## BEGIN Provided records
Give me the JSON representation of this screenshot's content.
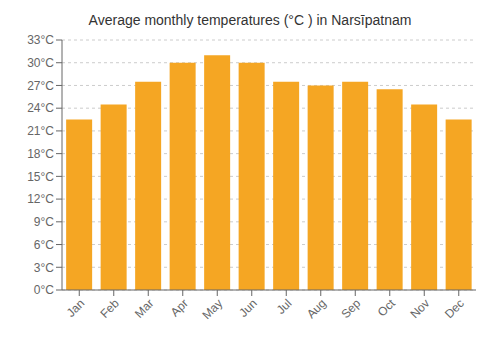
{
  "chart_data": {
    "type": "bar",
    "title": "Average monthly temperatures (°C ) in Narsīpatnam",
    "categories": [
      "Jan",
      "Feb",
      "Mar",
      "Apr",
      "May",
      "Jun",
      "Jul",
      "Aug",
      "Sep",
      "Oct",
      "Nov",
      "Dec"
    ],
    "values": [
      22.5,
      24.5,
      27.5,
      30.0,
      31.0,
      30.0,
      27.5,
      27.0,
      27.5,
      26.5,
      24.5,
      22.5
    ],
    "color": "#F5A623",
    "ylim": [
      0,
      33
    ],
    "yticks": [
      {
        "value": 0,
        "label": "0°C"
      },
      {
        "value": 3,
        "label": "3°C"
      },
      {
        "value": 6,
        "label": "6°C"
      },
      {
        "value": 9,
        "label": "9°C"
      },
      {
        "value": 12,
        "label": "12°C"
      },
      {
        "value": 15,
        "label": "15°C"
      },
      {
        "value": 18,
        "label": "18°C"
      },
      {
        "value": 21,
        "label": "21°C"
      },
      {
        "value": 24,
        "label": "24°C"
      },
      {
        "value": 27,
        "label": "27°C"
      },
      {
        "value": 30,
        "label": "30°C"
      },
      {
        "value": 33,
        "label": "33°C"
      }
    ],
    "grid": true
  }
}
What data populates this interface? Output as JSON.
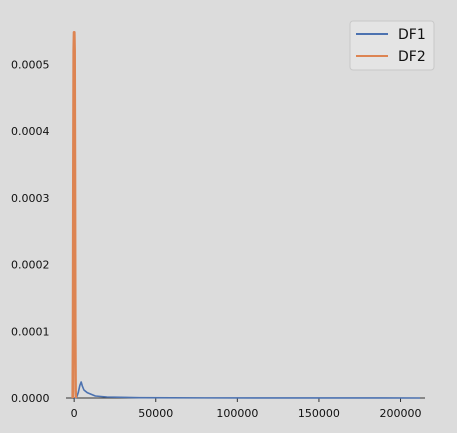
{
  "chart_data": {
    "type": "line",
    "title": "",
    "xlabel": "",
    "ylabel": "",
    "xlim": [
      -5000,
      215000
    ],
    "ylim": [
      0,
      0.00055
    ],
    "x_ticks": [
      0,
      50000,
      100000,
      150000,
      200000
    ],
    "x_tick_labels": [
      "0",
      "50000",
      "100000",
      "150000",
      "200000"
    ],
    "y_ticks": [
      0,
      0.0001,
      0.0002,
      0.0003,
      0.0004,
      0.0005
    ],
    "y_tick_labels": [
      "0.0000",
      "0.0001",
      "0.0002",
      "0.0003",
      "0.0004",
      "0.0005"
    ],
    "grid": false,
    "legend_position": "top-right",
    "series": [
      {
        "name": "DF1",
        "color": "#4c72b0",
        "points": [
          [
            0,
            0
          ],
          [
            1500,
            1e-06
          ],
          [
            2500,
            8e-06
          ],
          [
            3500,
            1.9e-05
          ],
          [
            4300,
            2.4e-05
          ],
          [
            5000,
            1.8e-05
          ],
          [
            6000,
            1.2e-05
          ],
          [
            8000,
            8e-06
          ],
          [
            10000,
            6e-06
          ],
          [
            13000,
            3e-06
          ],
          [
            20000,
            1.5e-06
          ],
          [
            40000,
            5e-07
          ],
          [
            80000,
            2e-07
          ],
          [
            150000,
            1e-07
          ],
          [
            212000,
            0
          ]
        ]
      },
      {
        "name": "DF2",
        "color": "#dd8452",
        "points": [
          [
            -900,
            0
          ],
          [
            -700,
            0.0001
          ],
          [
            -500,
            0.00035
          ],
          [
            -300,
            0.00052
          ],
          [
            -100,
            0.000548
          ],
          [
            100,
            0.000548
          ],
          [
            300,
            0.00052
          ],
          [
            500,
            0.00035
          ],
          [
            700,
            0.0001
          ],
          [
            900,
            1e-05
          ],
          [
            1100,
            0
          ]
        ]
      }
    ]
  }
}
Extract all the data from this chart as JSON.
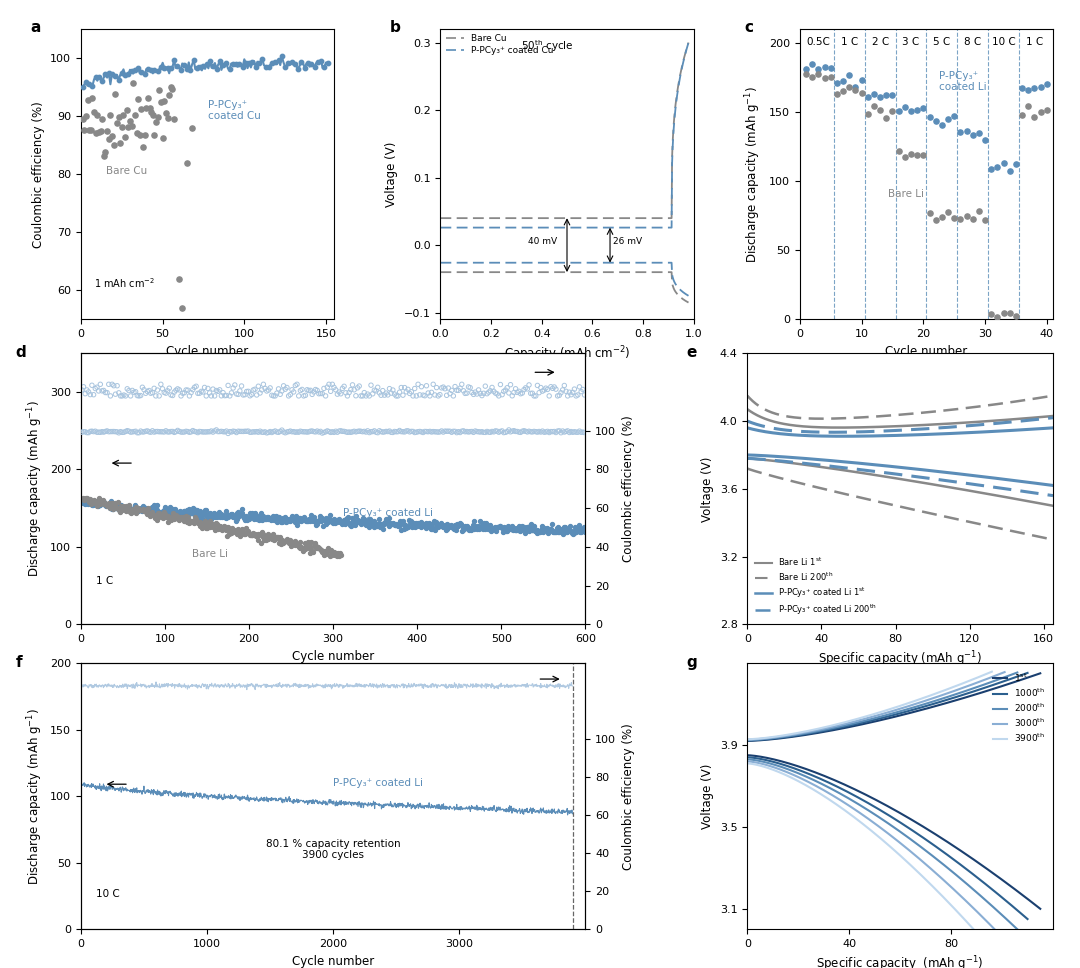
{
  "blue_color": "#5B8DB8",
  "gray_color": "#888888",
  "light_blue": "#A8C4DE",
  "dark_blue": "#2B5F8E",
  "panel_label_size": 11,
  "axis_label_size": 8.5,
  "tick_label_size": 8,
  "legend_size": 7.5,
  "annotation_size": 7.5,
  "panel_a": {
    "ylim": [
      55,
      105
    ],
    "xlim": [
      0,
      155
    ],
    "yticks": [
      60,
      70,
      80,
      90,
      100
    ],
    "xticks": [
      0,
      50,
      100,
      150
    ]
  },
  "panel_b": {
    "ylim": [
      -0.11,
      0.32
    ],
    "xlim": [
      0,
      1.0
    ],
    "yticks": [
      -0.1,
      0.0,
      0.1,
      0.2,
      0.3
    ],
    "xticks": [
      0,
      0.2,
      0.4,
      0.6,
      0.8,
      1.0
    ]
  },
  "panel_c": {
    "ylim": [
      0,
      210
    ],
    "xlim": [
      0,
      41
    ],
    "yticks": [
      0,
      50,
      100,
      150,
      200
    ],
    "xticks": [
      0,
      10,
      20,
      30,
      40
    ]
  },
  "panel_d": {
    "ylim_left": [
      0,
      350
    ],
    "ylim_right": [
      0,
      140
    ],
    "yticks_left": [
      0,
      100,
      200,
      300
    ],
    "yticks_right": [
      0,
      20,
      40,
      60,
      80,
      100
    ],
    "xlim": [
      0,
      600
    ],
    "xticks": [
      0,
      100,
      200,
      300,
      400,
      500,
      600
    ]
  },
  "panel_e": {
    "ylim": [
      2.8,
      4.4
    ],
    "xlim": [
      0,
      165
    ],
    "yticks": [
      2.8,
      3.2,
      3.6,
      4.0,
      4.4
    ],
    "xticks": [
      0,
      40,
      80,
      120,
      160
    ]
  },
  "panel_f": {
    "ylim_left": [
      0,
      200
    ],
    "ylim_right": [
      0,
      140
    ],
    "yticks_left": [
      0,
      50,
      100,
      150,
      200
    ],
    "yticks_right": [
      0,
      20,
      40,
      60,
      80,
      100
    ],
    "xlim": [
      0,
      4000
    ],
    "xticks": [
      0,
      1000,
      2000,
      3000
    ]
  },
  "panel_g": {
    "ylim": [
      3.0,
      4.3
    ],
    "xlim": [
      0,
      120
    ],
    "yticks": [
      3.1,
      3.5,
      3.9
    ],
    "xticks": [
      0,
      40,
      80
    ]
  }
}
## END Provided records
# [Short task]
Reproduce every record above exactly, omitting the pictures.

# [Final result]
Give me the JSON representation of this screenshot's content.
{
  "chart_data": {
    "type": "bar",
    "title": "Average monthly temperatures (°C ) in Narsīpatnam",
    "categories": [
      "Jan",
      "Feb",
      "Mar",
      "Apr",
      "May",
      "Jun",
      "Jul",
      "Aug",
      "Sep",
      "Oct",
      "Nov",
      "Dec"
    ],
    "values": [
      22.5,
      24.5,
      27.5,
      30.0,
      31.0,
      30.0,
      27.5,
      27.0,
      27.5,
      26.5,
      24.5,
      22.5
    ],
    "color": "#F5A623",
    "ylim": [
      0,
      33
    ],
    "yticks": [
      {
        "value": 0,
        "label": "0°C"
      },
      {
        "value": 3,
        "label": "3°C"
      },
      {
        "value": 6,
        "label": "6°C"
      },
      {
        "value": 9,
        "label": "9°C"
      },
      {
        "value": 12,
        "label": "12°C"
      },
      {
        "value": 15,
        "label": "15°C"
      },
      {
        "value": 18,
        "label": "18°C"
      },
      {
        "value": 21,
        "label": "21°C"
      },
      {
        "value": 24,
        "label": "24°C"
      },
      {
        "value": 27,
        "label": "27°C"
      },
      {
        "value": 30,
        "label": "30°C"
      },
      {
        "value": 33,
        "label": "33°C"
      }
    ],
    "grid": true
  }
}
What data populates this interface? Output as JSON.
{
  "chart_data": {
    "type": "line",
    "title": "",
    "xlabel": "",
    "ylabel": "",
    "xlim": [
      -5000,
      215000
    ],
    "ylim": [
      0,
      0.00055
    ],
    "x_ticks": [
      0,
      50000,
      100000,
      150000,
      200000
    ],
    "x_tick_labels": [
      "0",
      "50000",
      "100000",
      "150000",
      "200000"
    ],
    "y_ticks": [
      0,
      0.0001,
      0.0002,
      0.0003,
      0.0004,
      0.0005
    ],
    "y_tick_labels": [
      "0.0000",
      "0.0001",
      "0.0002",
      "0.0003",
      "0.0004",
      "0.0005"
    ],
    "grid": false,
    "legend_position": "top-right",
    "series": [
      {
        "name": "DF1",
        "color": "#4c72b0",
        "points": [
          [
            0,
            0
          ],
          [
            1500,
            1e-06
          ],
          [
            2500,
            8e-06
          ],
          [
            3500,
            1.9e-05
          ],
          [
            4300,
            2.4e-05
          ],
          [
            5000,
            1.8e-05
          ],
          [
            6000,
            1.2e-05
          ],
          [
            8000,
            8e-06
          ],
          [
            10000,
            6e-06
          ],
          [
            13000,
            3e-06
          ],
          [
            20000,
            1.5e-06
          ],
          [
            40000,
            5e-07
          ],
          [
            80000,
            2e-07
          ],
          [
            150000,
            1e-07
          ],
          [
            212000,
            0
          ]
        ]
      },
      {
        "name": "DF2",
        "color": "#dd8452",
        "points": [
          [
            -900,
            0
          ],
          [
            -700,
            0.0001
          ],
          [
            -500,
            0.00035
          ],
          [
            -300,
            0.00052
          ],
          [
            -100,
            0.000548
          ],
          [
            100,
            0.000548
          ],
          [
            300,
            0.00052
          ],
          [
            500,
            0.00035
          ],
          [
            700,
            0.0001
          ],
          [
            900,
            1e-05
          ],
          [
            1100,
            0
          ]
        ]
      }
    ]
  }
}
Extract all the data from this chart as JSON.
{
  "blue_color": "#5B8DB8",
  "gray_color": "#888888",
  "light_blue": "#A8C4DE",
  "dark_blue": "#2B5F8E",
  "panel_label_size": 11,
  "axis_label_size": 8.5,
  "tick_label_size": 8,
  "legend_size": 7.5,
  "annotation_size": 7.5,
  "panel_a": {
    "ylim": [
      55,
      105
    ],
    "xlim": [
      0,
      155
    ],
    "yticks": [
      60,
      70,
      80,
      90,
      100
    ],
    "xticks": [
      0,
      50,
      100,
      150
    ]
  },
  "panel_b": {
    "ylim": [
      -0.11,
      0.32
    ],
    "xlim": [
      0,
      1.0
    ],
    "yticks": [
      -0.1,
      0.0,
      0.1,
      0.2,
      0.3
    ],
    "xticks": [
      0,
      0.2,
      0.4,
      0.6,
      0.8,
      1.0
    ]
  },
  "panel_c": {
    "ylim": [
      0,
      210
    ],
    "xlim": [
      0,
      41
    ],
    "yticks": [
      0,
      50,
      100,
      150,
      200
    ],
    "xticks": [
      0,
      10,
      20,
      30,
      40
    ]
  },
  "panel_d": {
    "ylim_left": [
      0,
      350
    ],
    "ylim_right": [
      0,
      140
    ],
    "yticks_left": [
      0,
      100,
      200,
      300
    ],
    "yticks_right": [
      0,
      20,
      40,
      60,
      80,
      100
    ],
    "xlim": [
      0,
      600
    ],
    "xticks": [
      0,
      100,
      200,
      300,
      400,
      500,
      600
    ]
  },
  "panel_e": {
    "ylim": [
      2.8,
      4.4
    ],
    "xlim": [
      0,
      165
    ],
    "yticks": [
      2.8,
      3.2,
      3.6,
      4.0,
      4.4
    ],
    "xticks": [
      0,
      40,
      80,
      120,
      160
    ]
  },
  "panel_f": {
    "ylim_left": [
      0,
      200
    ],
    "ylim_right": [
      0,
      140
    ],
    "yticks_left": [
      0,
      50,
      100,
      150,
      200
    ],
    "yticks_right": [
      0,
      20,
      40,
      60,
      80,
      100
    ],
    "xlim": [
      0,
      4000
    ],
    "xticks": [
      0,
      1000,
      2000,
      3000
    ]
  },
  "panel_g": {
    "ylim": [
      3.0,
      4.3
    ],
    "xlim": [
      0,
      120
    ],
    "yticks": [
      3.1,
      3.5,
      3.9
    ],
    "xticks": [
      0,
      40,
      80
    ]
  }
}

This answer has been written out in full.